Entries taken from a collection
┌──
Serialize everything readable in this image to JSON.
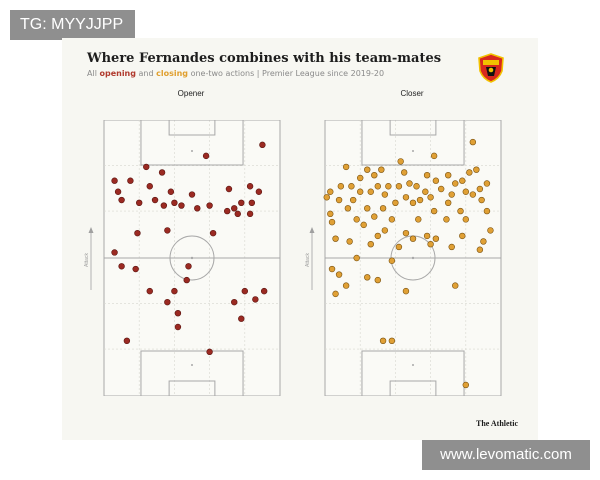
{
  "watermark_left": "TG: MYYJJPP",
  "watermark_right": "www.levomatic.com",
  "title": "Where Fernandes combines with his team-mates",
  "subtitle": {
    "prefix": "All ",
    "open_word": "opening",
    "and": " and ",
    "close_word": "closing",
    "suffix": " one-two actions | Premier League since 2019-20"
  },
  "brand": "The Athletic",
  "colors": {
    "opener": "#9b2a22",
    "closer": "#e0a035",
    "pitch_line": "#a8a8a8",
    "grid_line": "#d8d8d0"
  },
  "crest_icon": "manchester-united-crest-icon",
  "chart_data": [
    {
      "type": "scatter",
      "title": "Opener",
      "ylabel": "Attack",
      "xlim": [
        0,
        100
      ],
      "ylim": [
        0,
        100
      ],
      "grid": true,
      "points": [
        [
          90,
          91
        ],
        [
          58,
          87
        ],
        [
          6,
          78
        ],
        [
          15,
          78
        ],
        [
          24,
          83
        ],
        [
          33,
          81
        ],
        [
          8,
          74
        ],
        [
          26,
          76
        ],
        [
          38,
          74
        ],
        [
          50,
          73
        ],
        [
          71,
          75
        ],
        [
          83,
          76
        ],
        [
          88,
          74
        ],
        [
          78,
          70
        ],
        [
          84,
          70
        ],
        [
          29,
          71
        ],
        [
          10,
          71
        ],
        [
          40,
          70
        ],
        [
          20,
          70
        ],
        [
          34,
          69
        ],
        [
          44,
          69
        ],
        [
          53,
          68
        ],
        [
          60,
          69
        ],
        [
          74,
          68
        ],
        [
          70,
          67
        ],
        [
          76,
          66
        ],
        [
          83,
          66
        ],
        [
          62,
          59
        ],
        [
          36,
          60
        ],
        [
          19,
          59
        ],
        [
          6,
          52
        ],
        [
          10,
          47
        ],
        [
          18,
          46
        ],
        [
          48,
          47
        ],
        [
          47,
          42
        ],
        [
          40,
          38
        ],
        [
          26,
          38
        ],
        [
          80,
          38
        ],
        [
          91,
          38
        ],
        [
          86,
          35
        ],
        [
          36,
          34
        ],
        [
          74,
          34
        ],
        [
          42,
          30
        ],
        [
          78,
          28
        ],
        [
          42,
          25
        ],
        [
          13,
          20
        ],
        [
          60,
          16
        ]
      ]
    },
    {
      "type": "scatter",
      "title": "Closer",
      "ylabel": "Attack",
      "xlim": [
        0,
        100
      ],
      "ylim": [
        0,
        100
      ],
      "grid": true,
      "points": [
        [
          84,
          92
        ],
        [
          43,
          85
        ],
        [
          62,
          87
        ],
        [
          12,
          83
        ],
        [
          32,
          82
        ],
        [
          24,
          82
        ],
        [
          45,
          81
        ],
        [
          58,
          80
        ],
        [
          70,
          80
        ],
        [
          82,
          81
        ],
        [
          86,
          82
        ],
        [
          28,
          80
        ],
        [
          20,
          79
        ],
        [
          48,
          77
        ],
        [
          63,
          78
        ],
        [
          74,
          77
        ],
        [
          78,
          78
        ],
        [
          92,
          77
        ],
        [
          9,
          76
        ],
        [
          15,
          76
        ],
        [
          30,
          76
        ],
        [
          36,
          76
        ],
        [
          42,
          76
        ],
        [
          52,
          76
        ],
        [
          57,
          74
        ],
        [
          66,
          75
        ],
        [
          72,
          73
        ],
        [
          80,
          74
        ],
        [
          88,
          75
        ],
        [
          3,
          74
        ],
        [
          20,
          74
        ],
        [
          26,
          74
        ],
        [
          34,
          73
        ],
        [
          46,
          72
        ],
        [
          60,
          72
        ],
        [
          84,
          73
        ],
        [
          1,
          72
        ],
        [
          8,
          71
        ],
        [
          16,
          71
        ],
        [
          40,
          70
        ],
        [
          50,
          70
        ],
        [
          54,
          71
        ],
        [
          70,
          70
        ],
        [
          89,
          71
        ],
        [
          13,
          68
        ],
        [
          24,
          68
        ],
        [
          33,
          68
        ],
        [
          62,
          67
        ],
        [
          77,
          67
        ],
        [
          92,
          67
        ],
        [
          3,
          66
        ],
        [
          18,
          64
        ],
        [
          28,
          65
        ],
        [
          38,
          64
        ],
        [
          53,
          64
        ],
        [
          69,
          64
        ],
        [
          80,
          64
        ],
        [
          94,
          60
        ],
        [
          4,
          63
        ],
        [
          22,
          62
        ],
        [
          34,
          60
        ],
        [
          46,
          59
        ],
        [
          58,
          58
        ],
        [
          78,
          58
        ],
        [
          90,
          56
        ],
        [
          6,
          57
        ],
        [
          14,
          56
        ],
        [
          30,
          58
        ],
        [
          50,
          57
        ],
        [
          63,
          57
        ],
        [
          88,
          53
        ],
        [
          26,
          55
        ],
        [
          42,
          54
        ],
        [
          60,
          55
        ],
        [
          72,
          54
        ],
        [
          38,
          49
        ],
        [
          18,
          50
        ],
        [
          4,
          46
        ],
        [
          8,
          44
        ],
        [
          24,
          43
        ],
        [
          30,
          42
        ],
        [
          12,
          40
        ],
        [
          46,
          38
        ],
        [
          6,
          37
        ],
        [
          74,
          40
        ],
        [
          33,
          20
        ],
        [
          38,
          20
        ],
        [
          80,
          4
        ]
      ]
    }
  ]
}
└──
WHAT IS REQUIRED — Reproduce each record from above exactly; pictures do not belong in the copy.

RESULT OF THIS TASK —
Serialize everything readable in this image to JSON.
{
  "watermark_left": "TG: MYYJJPP",
  "watermark_right": "www.levomatic.com",
  "title": "Where Fernandes combines with his team-mates",
  "subtitle": {
    "prefix": "All ",
    "open_word": "opening",
    "and": " and ",
    "close_word": "closing",
    "suffix": " one-two actions | Premier League since 2019-20"
  },
  "brand": "The Athletic",
  "colors": {
    "opener": "#9b2a22",
    "closer": "#e0a035",
    "pitch_line": "#a8a8a8",
    "grid_line": "#d8d8d0"
  },
  "crest_icon": "manchester-united-crest-icon",
  "chart_data": [
    {
      "type": "scatter",
      "title": "Opener",
      "ylabel": "Attack",
      "xlim": [
        0,
        100
      ],
      "ylim": [
        0,
        100
      ],
      "grid": true,
      "points": [
        [
          90,
          91
        ],
        [
          58,
          87
        ],
        [
          6,
          78
        ],
        [
          15,
          78
        ],
        [
          24,
          83
        ],
        [
          33,
          81
        ],
        [
          8,
          74
        ],
        [
          26,
          76
        ],
        [
          38,
          74
        ],
        [
          50,
          73
        ],
        [
          71,
          75
        ],
        [
          83,
          76
        ],
        [
          88,
          74
        ],
        [
          78,
          70
        ],
        [
          84,
          70
        ],
        [
          29,
          71
        ],
        [
          10,
          71
        ],
        [
          40,
          70
        ],
        [
          20,
          70
        ],
        [
          34,
          69
        ],
        [
          44,
          69
        ],
        [
          53,
          68
        ],
        [
          60,
          69
        ],
        [
          74,
          68
        ],
        [
          70,
          67
        ],
        [
          76,
          66
        ],
        [
          83,
          66
        ],
        [
          62,
          59
        ],
        [
          36,
          60
        ],
        [
          19,
          59
        ],
        [
          6,
          52
        ],
        [
          10,
          47
        ],
        [
          18,
          46
        ],
        [
          48,
          47
        ],
        [
          47,
          42
        ],
        [
          40,
          38
        ],
        [
          26,
          38
        ],
        [
          80,
          38
        ],
        [
          91,
          38
        ],
        [
          86,
          35
        ],
        [
          36,
          34
        ],
        [
          74,
          34
        ],
        [
          42,
          30
        ],
        [
          78,
          28
        ],
        [
          42,
          25
        ],
        [
          13,
          20
        ],
        [
          60,
          16
        ]
      ]
    },
    {
      "type": "scatter",
      "title": "Closer",
      "ylabel": "Attack",
      "xlim": [
        0,
        100
      ],
      "ylim": [
        0,
        100
      ],
      "grid": true,
      "points": [
        [
          84,
          92
        ],
        [
          43,
          85
        ],
        [
          62,
          87
        ],
        [
          12,
          83
        ],
        [
          32,
          82
        ],
        [
          24,
          82
        ],
        [
          45,
          81
        ],
        [
          58,
          80
        ],
        [
          70,
          80
        ],
        [
          82,
          81
        ],
        [
          86,
          82
        ],
        [
          28,
          80
        ],
        [
          20,
          79
        ],
        [
          48,
          77
        ],
        [
          63,
          78
        ],
        [
          74,
          77
        ],
        [
          78,
          78
        ],
        [
          92,
          77
        ],
        [
          9,
          76
        ],
        [
          15,
          76
        ],
        [
          30,
          76
        ],
        [
          36,
          76
        ],
        [
          42,
          76
        ],
        [
          52,
          76
        ],
        [
          57,
          74
        ],
        [
          66,
          75
        ],
        [
          72,
          73
        ],
        [
          80,
          74
        ],
        [
          88,
          75
        ],
        [
          3,
          74
        ],
        [
          20,
          74
        ],
        [
          26,
          74
        ],
        [
          34,
          73
        ],
        [
          46,
          72
        ],
        [
          60,
          72
        ],
        [
          84,
          73
        ],
        [
          1,
          72
        ],
        [
          8,
          71
        ],
        [
          16,
          71
        ],
        [
          40,
          70
        ],
        [
          50,
          70
        ],
        [
          54,
          71
        ],
        [
          70,
          70
        ],
        [
          89,
          71
        ],
        [
          13,
          68
        ],
        [
          24,
          68
        ],
        [
          33,
          68
        ],
        [
          62,
          67
        ],
        [
          77,
          67
        ],
        [
          92,
          67
        ],
        [
          3,
          66
        ],
        [
          18,
          64
        ],
        [
          28,
          65
        ],
        [
          38,
          64
        ],
        [
          53,
          64
        ],
        [
          69,
          64
        ],
        [
          80,
          64
        ],
        [
          94,
          60
        ],
        [
          4,
          63
        ],
        [
          22,
          62
        ],
        [
          34,
          60
        ],
        [
          46,
          59
        ],
        [
          58,
          58
        ],
        [
          78,
          58
        ],
        [
          90,
          56
        ],
        [
          6,
          57
        ],
        [
          14,
          56
        ],
        [
          30,
          58
        ],
        [
          50,
          57
        ],
        [
          63,
          57
        ],
        [
          88,
          53
        ],
        [
          26,
          55
        ],
        [
          42,
          54
        ],
        [
          60,
          55
        ],
        [
          72,
          54
        ],
        [
          38,
          49
        ],
        [
          18,
          50
        ],
        [
          4,
          46
        ],
        [
          8,
          44
        ],
        [
          24,
          43
        ],
        [
          30,
          42
        ],
        [
          12,
          40
        ],
        [
          46,
          38
        ],
        [
          6,
          37
        ],
        [
          74,
          40
        ],
        [
          33,
          20
        ],
        [
          38,
          20
        ],
        [
          80,
          4
        ]
      ]
    }
  ]
}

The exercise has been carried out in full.